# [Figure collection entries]

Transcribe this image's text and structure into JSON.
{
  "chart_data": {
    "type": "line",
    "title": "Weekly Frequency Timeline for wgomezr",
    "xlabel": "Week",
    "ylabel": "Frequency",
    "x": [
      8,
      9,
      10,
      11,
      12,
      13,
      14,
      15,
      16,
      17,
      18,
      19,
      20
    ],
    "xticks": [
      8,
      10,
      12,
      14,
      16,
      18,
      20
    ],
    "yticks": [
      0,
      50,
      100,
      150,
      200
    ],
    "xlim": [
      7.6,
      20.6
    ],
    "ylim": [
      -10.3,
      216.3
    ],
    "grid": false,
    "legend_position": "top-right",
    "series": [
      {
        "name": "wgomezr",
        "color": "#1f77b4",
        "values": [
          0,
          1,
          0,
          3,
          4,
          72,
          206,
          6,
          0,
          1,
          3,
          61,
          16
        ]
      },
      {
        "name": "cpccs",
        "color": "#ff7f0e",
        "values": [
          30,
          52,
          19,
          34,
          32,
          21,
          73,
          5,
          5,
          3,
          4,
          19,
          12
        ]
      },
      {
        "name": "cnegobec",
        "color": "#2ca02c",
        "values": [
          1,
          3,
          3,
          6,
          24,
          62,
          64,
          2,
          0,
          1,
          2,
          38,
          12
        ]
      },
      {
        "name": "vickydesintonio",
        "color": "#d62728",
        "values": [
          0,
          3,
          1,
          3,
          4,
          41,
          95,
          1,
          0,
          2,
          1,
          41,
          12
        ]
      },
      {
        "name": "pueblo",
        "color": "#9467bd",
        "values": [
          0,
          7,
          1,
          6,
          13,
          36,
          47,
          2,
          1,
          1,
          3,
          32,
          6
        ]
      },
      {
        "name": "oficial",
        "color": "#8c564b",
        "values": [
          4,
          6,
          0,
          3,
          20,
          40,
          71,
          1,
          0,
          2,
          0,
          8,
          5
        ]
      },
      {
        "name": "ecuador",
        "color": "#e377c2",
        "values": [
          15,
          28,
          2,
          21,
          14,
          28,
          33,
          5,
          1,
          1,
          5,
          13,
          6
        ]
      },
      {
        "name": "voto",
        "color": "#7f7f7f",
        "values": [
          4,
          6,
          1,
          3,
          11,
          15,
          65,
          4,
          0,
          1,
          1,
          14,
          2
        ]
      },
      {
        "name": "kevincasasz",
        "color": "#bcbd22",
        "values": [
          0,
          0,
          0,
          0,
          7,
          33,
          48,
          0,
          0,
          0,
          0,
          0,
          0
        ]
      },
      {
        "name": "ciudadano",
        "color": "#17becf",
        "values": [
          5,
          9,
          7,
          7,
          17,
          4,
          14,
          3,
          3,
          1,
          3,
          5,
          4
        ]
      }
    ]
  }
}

# [Task description]
Looking at the entries above, how many lines contain the word "Frequency"? Answer with the number alone.

# [Answer in full]
2